§ **Work to be completed**
Transcribe the material below exactly as it appears.

§ **Entries shown**
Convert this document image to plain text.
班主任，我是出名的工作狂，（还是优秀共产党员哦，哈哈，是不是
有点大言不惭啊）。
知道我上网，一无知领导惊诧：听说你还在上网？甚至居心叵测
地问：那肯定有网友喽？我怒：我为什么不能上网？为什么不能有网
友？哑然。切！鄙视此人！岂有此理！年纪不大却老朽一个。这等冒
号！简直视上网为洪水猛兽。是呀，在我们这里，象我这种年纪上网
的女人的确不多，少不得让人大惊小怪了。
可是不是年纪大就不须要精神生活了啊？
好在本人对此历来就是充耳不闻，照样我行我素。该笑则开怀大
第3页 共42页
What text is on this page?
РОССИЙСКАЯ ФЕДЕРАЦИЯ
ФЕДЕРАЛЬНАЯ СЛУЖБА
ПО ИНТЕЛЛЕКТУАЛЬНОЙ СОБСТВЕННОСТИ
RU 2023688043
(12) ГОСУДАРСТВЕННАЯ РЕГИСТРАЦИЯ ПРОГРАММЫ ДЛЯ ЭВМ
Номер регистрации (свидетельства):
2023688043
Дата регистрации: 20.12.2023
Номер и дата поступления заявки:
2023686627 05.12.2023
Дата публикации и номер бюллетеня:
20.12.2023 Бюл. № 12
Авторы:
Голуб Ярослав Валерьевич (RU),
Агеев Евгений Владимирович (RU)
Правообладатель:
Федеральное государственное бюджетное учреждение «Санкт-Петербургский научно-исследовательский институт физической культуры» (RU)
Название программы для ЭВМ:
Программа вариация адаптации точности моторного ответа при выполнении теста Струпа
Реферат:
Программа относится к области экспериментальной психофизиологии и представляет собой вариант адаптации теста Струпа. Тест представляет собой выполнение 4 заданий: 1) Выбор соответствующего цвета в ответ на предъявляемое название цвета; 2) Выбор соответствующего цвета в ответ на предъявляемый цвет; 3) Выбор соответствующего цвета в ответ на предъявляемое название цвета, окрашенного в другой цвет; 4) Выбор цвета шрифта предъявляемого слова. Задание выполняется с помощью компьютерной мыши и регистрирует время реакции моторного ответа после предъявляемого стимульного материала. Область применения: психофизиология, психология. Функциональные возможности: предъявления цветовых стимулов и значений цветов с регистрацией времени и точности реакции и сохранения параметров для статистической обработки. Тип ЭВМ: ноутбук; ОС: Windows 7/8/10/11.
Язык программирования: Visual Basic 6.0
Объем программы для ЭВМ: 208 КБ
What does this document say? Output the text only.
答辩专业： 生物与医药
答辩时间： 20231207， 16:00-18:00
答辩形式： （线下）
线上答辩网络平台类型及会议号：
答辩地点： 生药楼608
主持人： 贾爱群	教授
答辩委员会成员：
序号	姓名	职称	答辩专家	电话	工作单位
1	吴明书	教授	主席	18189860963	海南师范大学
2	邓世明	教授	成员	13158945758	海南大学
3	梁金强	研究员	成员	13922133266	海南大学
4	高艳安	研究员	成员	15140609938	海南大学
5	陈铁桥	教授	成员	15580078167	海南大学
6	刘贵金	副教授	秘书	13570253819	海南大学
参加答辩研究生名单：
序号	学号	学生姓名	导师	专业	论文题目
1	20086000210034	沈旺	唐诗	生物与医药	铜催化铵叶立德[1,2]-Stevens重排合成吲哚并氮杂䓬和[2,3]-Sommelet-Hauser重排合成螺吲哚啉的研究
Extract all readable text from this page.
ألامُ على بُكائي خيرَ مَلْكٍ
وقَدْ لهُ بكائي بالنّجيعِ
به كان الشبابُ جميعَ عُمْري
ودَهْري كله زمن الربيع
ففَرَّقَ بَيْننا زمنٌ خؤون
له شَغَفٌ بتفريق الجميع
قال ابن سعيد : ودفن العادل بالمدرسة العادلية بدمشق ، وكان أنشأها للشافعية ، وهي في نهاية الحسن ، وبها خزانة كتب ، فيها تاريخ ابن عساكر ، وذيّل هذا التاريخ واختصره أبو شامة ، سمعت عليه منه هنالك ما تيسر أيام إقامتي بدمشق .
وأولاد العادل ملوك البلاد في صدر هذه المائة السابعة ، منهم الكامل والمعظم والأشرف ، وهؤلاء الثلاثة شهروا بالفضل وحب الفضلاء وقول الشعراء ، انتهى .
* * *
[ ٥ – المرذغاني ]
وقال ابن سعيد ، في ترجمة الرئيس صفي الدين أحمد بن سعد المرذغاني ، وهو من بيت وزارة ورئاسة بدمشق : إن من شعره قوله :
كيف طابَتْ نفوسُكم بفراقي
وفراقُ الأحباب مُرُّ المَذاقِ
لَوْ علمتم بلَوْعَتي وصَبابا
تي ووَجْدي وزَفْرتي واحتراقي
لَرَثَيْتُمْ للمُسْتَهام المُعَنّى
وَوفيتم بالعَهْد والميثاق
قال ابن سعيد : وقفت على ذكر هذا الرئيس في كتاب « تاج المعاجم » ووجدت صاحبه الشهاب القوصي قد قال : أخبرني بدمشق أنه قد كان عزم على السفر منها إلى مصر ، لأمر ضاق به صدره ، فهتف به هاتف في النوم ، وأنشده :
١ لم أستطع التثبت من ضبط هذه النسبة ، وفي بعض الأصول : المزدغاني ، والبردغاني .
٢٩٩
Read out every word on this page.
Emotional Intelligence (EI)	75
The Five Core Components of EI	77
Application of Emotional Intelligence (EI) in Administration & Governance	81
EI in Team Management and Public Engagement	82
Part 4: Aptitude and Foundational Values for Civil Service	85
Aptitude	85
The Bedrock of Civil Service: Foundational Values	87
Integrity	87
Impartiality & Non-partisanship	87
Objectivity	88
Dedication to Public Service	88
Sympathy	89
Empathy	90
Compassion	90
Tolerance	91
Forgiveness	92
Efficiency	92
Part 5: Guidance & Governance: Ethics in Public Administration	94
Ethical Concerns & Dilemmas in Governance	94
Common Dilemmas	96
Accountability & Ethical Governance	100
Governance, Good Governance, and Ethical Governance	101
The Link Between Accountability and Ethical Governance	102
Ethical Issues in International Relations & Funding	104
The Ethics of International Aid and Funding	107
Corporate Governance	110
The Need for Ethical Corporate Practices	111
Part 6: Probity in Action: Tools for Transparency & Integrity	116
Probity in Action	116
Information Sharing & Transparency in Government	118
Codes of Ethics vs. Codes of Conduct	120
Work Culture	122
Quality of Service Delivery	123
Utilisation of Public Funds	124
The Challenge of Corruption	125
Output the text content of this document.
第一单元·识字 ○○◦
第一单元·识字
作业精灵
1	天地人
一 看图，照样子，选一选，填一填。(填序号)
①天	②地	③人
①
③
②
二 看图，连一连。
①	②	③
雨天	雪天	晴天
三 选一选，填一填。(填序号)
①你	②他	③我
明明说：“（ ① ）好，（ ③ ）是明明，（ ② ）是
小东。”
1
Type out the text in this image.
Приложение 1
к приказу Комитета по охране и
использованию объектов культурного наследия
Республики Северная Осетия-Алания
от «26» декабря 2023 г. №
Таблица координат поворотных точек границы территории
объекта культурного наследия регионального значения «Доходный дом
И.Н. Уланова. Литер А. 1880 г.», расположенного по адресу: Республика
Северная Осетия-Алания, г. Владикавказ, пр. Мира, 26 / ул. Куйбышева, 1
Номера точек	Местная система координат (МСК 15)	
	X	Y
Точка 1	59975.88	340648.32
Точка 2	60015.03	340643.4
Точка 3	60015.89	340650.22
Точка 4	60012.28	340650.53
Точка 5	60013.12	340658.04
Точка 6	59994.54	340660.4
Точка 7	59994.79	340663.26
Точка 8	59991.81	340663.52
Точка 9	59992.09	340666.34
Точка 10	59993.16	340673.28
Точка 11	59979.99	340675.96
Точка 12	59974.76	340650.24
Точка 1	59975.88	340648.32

§ **Output of the task**
Convert this document image to plain text.
班主任，我是出名的工作狂，（还是优秀共产党员哦，哈哈，是不是
有点大言不惭啊）。
知道我上网，一无知领导惊诧：听说你还在上网？甚至居心叵测
地问：那肯定有网友喽？我怒：我为什么不能上网？为什么不能有网
友？哑然。切！鄙视此人！岂有此理！年纪不大却老朽一个。这等冒
号！简直视上网为洪水猛兽。是呀，在我们这里，象我这种年纪上网
的女人的确不多，少不得让人大惊小怪了。
可是不是年纪大就不须要精神生活了啊？
好在本人对此历来就是充耳不闻，照样我行我素。该笑则开怀大
第3页 共42页
What text is on this page?
РОССИЙСКАЯ ФЕДЕРАЦИЯ
ФЕДЕРАЛЬНАЯ СЛУЖБА
ПО ИНТЕЛЛЕКТУАЛЬНОЙ СОБСТВЕННОСТИ
RU 2023688043
(12) ГОСУДАРСТВЕННАЯ РЕГИСТРАЦИЯ ПРОГРАММЫ ДЛЯ ЭВМ
Номер регистрации (свидетельства):
2023688043
Дата регистрации: 20.12.2023
Номер и дата поступления заявки:
2023686627 05.12.2023
Дата публикации и номер бюллетеня:
20.12.2023 Бюл. № 12
Авторы:
Голуб Ярослав Валерьевич (RU),
Агеев Евгений Владимирович (RU)
Правообладатель:
Федеральное государственное бюджетное учреждение «Санкт-Петербургский научно-исследовательский институт физической культуры» (RU)
Название программы для ЭВМ:
Программа вариация адаптации точности моторного ответа при выполнении теста Струпа
Реферат:
Программа относится к области экспериментальной психофизиологии и представляет собой вариант адаптации теста Струпа. Тест представляет собой выполнение 4 заданий: 1) Выбор соответствующего цвета в ответ на предъявляемое название цвета; 2) Выбор соответствующего цвета в ответ на предъявляемый цвет; 3) Выбор соответствующего цвета в ответ на предъявляемое название цвета, окрашенного в другой цвет; 4) Выбор цвета шрифта предъявляемого слова. Задание выполняется с помощью компьютерной мыши и регистрирует время реакции моторного ответа после предъявляемого стимульного материала. Область применения: психофизиология, психология. Функциональные возможности: предъявления цветовых стимулов и значений цветов с регистрацией времени и точности реакции и сохранения параметров для статистической обработки. Тип ЭВМ: ноутбук; ОС: Windows 7/8/10/11.
Язык программирования: Visual Basic 6.0
Объем программы для ЭВМ: 208 КБ
What does this document say? Output the text only.
答辩专业： 生物与医药
答辩时间： 20231207， 16:00-18:00
答辩形式： （线下）
线上答辩网络平台类型及会议号：
答辩地点： 生药楼608
主持人： 贾爱群	教授
答辩委员会成员：
序号	姓名	职称	答辩专家	电话	工作单位
1	吴明书	教授	主席	18189860963	海南师范大学
2	邓世明	教授	成员	13158945758	海南大学
3	梁金强	研究员	成员	13922133266	海南大学
4	高艳安	研究员	成员	15140609938	海南大学
5	陈铁桥	教授	成员	15580078167	海南大学
6	刘贵金	副教授	秘书	13570253819	海南大学
参加答辩研究生名单：
序号	学号	学生姓名	导师	专业	论文题目
1	20086000210034	沈旺	唐诗	生物与医药	铜催化铵叶立德[1,2]-Stevens重排合成吲哚并氮杂䓬和[2,3]-Sommelet-Hauser重排合成螺吲哚啉的研究
Extract all readable text from this page.
ألامُ على بُكائي خيرَ مَلْكٍ
وقَدْ لهُ بكائي بالنّجيعِ
به كان الشبابُ جميعَ عُمْري
ودَهْري كله زمن الربيع
ففَرَّقَ بَيْننا زمنٌ خؤون
له شَغَفٌ بتفريق الجميع
قال ابن سعيد : ودفن العادل بالمدرسة العادلية بدمشق ، وكان أنشأها للشافعية ، وهي في نهاية الحسن ، وبها خزانة كتب ، فيها تاريخ ابن عساكر ، وذيّل هذا التاريخ واختصره أبو شامة ، سمعت عليه منه هنالك ما تيسر أيام إقامتي بدمشق .
وأولاد العادل ملوك البلاد في صدر هذه المائة السابعة ، منهم الكامل والمعظم والأشرف ، وهؤلاء الثلاثة شهروا بالفضل وحب الفضلاء وقول الشعراء ، انتهى .
* * *
[ ٥ – المرذغاني ]
وقال ابن سعيد ، في ترجمة الرئيس صفي الدين أحمد بن سعد المرذغاني ، وهو من بيت وزارة ورئاسة بدمشق : إن من شعره قوله :
كيف طابَتْ نفوسُكم بفراقي
وفراقُ الأحباب مُرُّ المَذاقِ
لَوْ علمتم بلَوْعَتي وصَبابا
تي ووَجْدي وزَفْرتي واحتراقي
لَرَثَيْتُمْ للمُسْتَهام المُعَنّى
وَوفيتم بالعَهْد والميثاق
قال ابن سعيد : وقفت على ذكر هذا الرئيس في كتاب « تاج المعاجم » ووجدت صاحبه الشهاب القوصي قد قال : أخبرني بدمشق أنه قد كان عزم على السفر منها إلى مصر ، لأمر ضاق به صدره ، فهتف به هاتف في النوم ، وأنشده :
١ لم أستطع التثبت من ضبط هذه النسبة ، وفي بعض الأصول : المزدغاني ، والبردغاني .
٢٩٩
Read out every word on this page.
Emotional Intelligence (EI)	75
The Five Core Components of EI	77
Application of Emotional Intelligence (EI) in Administration & Governance	81
EI in Team Management and Public Engagement	82
Part 4: Aptitude and Foundational Values for Civil Service	85
Aptitude	85
The Bedrock of Civil Service: Foundational Values	87
Integrity	87
Impartiality & Non-partisanship	87
Objectivity	88
Dedication to Public Service	88
Sympathy	89
Empathy	90
Compassion	90
Tolerance	91
Forgiveness	92
Efficiency	92
Part 5: Guidance & Governance: Ethics in Public Administration	94
Ethical Concerns & Dilemmas in Governance	94
Common Dilemmas	96
Accountability & Ethical Governance	100
Governance, Good Governance, and Ethical Governance	101
The Link Between Accountability and Ethical Governance	102
Ethical Issues in International Relations & Funding	104
The Ethics of International Aid and Funding	107
Corporate Governance	110
The Need for Ethical Corporate Practices	111
Part 6: Probity in Action: Tools for Transparency & Integrity	116
Probity in Action	116
Information Sharing & Transparency in Government	118
Codes of Ethics vs. Codes of Conduct	120
Work Culture	122
Quality of Service Delivery	123
Utilisation of Public Funds	124
The Challenge of Corruption	125
Output the text content of this document.
第一单元·识字 ○○◦
第一单元·识字
作业精灵
1	天地人
一 看图，照样子，选一选，填一填。(填序号)
①天	②地	③人
①
③
②
二 看图，连一连。
①	②	③
雨天	雪天	晴天
三 选一选，填一填。(填序号)
①你	②他	③我
明明说：“（ ① ）好，（ ③ ）是明明，（ ② ）是
小东。”
1
Type out the text in this image.
Приложение 1
к приказу Комитета по охране и
использованию объектов культурного наследия
Республики Северная Осетия-Алания
от «26» декабря 2023 г. №
Таблица координат поворотных точек границы территории
объекта культурного наследия регионального значения «Доходный дом
И.Н. Уланова. Литер А. 1880 г.», расположенного по адресу: Республика
Северная Осетия-Алания, г. Владикавказ, пр. Мира, 26 / ул. Куйбышева, 1
Номера точек	Местная система координат (МСК 15)	
	X	Y
Точка 1	59975.88	340648.32
Точка 2	60015.03	340643.4
Точка 3	60015.89	340650.22
Точка 4	60012.28	340650.53
Точка 5	60013.12	340658.04
Точка 6	59994.54	340660.4
Точка 7	59994.79	340663.26
Точка 8	59991.81	340663.52
Точка 9	59992.09	340666.34
Точка 10	59993.16	340673.28
Точка 11	59979.99	340675.96
Точка 12	59974.76	340650.24
Точка 1	59975.88	340648.32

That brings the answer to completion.